◆ EXERCISE:
Answer with one number only: the number of lines that contain "name".

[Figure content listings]

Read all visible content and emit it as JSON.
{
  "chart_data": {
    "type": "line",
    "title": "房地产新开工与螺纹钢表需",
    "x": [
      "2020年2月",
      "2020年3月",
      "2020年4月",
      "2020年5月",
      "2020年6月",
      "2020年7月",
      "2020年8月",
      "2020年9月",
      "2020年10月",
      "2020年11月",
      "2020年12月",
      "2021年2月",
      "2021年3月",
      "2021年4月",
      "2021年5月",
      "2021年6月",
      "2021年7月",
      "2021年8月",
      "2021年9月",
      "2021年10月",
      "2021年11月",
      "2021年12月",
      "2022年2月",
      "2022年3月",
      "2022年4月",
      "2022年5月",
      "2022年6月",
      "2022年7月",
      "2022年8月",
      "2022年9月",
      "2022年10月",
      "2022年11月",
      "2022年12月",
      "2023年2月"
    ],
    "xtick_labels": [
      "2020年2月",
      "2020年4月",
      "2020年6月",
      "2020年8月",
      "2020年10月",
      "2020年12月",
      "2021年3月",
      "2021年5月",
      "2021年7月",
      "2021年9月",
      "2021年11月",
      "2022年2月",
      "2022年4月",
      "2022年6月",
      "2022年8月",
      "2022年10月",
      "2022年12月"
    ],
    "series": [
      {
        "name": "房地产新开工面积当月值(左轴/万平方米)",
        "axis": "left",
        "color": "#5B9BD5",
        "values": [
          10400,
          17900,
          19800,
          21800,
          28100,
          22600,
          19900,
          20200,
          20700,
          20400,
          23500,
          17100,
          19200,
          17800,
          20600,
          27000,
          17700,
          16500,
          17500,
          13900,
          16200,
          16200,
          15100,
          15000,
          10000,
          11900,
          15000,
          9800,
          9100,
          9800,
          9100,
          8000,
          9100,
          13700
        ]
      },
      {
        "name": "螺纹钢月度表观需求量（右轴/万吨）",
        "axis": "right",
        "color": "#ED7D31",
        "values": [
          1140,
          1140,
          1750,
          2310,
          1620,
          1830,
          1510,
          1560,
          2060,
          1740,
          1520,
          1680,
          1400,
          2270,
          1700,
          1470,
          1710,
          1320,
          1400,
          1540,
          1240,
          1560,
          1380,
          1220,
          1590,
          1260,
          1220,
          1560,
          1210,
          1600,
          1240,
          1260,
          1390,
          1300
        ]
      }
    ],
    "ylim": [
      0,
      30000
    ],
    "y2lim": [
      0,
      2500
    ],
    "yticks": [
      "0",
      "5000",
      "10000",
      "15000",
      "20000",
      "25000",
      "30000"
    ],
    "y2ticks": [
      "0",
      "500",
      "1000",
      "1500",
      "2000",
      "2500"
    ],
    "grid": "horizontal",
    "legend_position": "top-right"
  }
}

◆ SOLVED EXERCISE:
2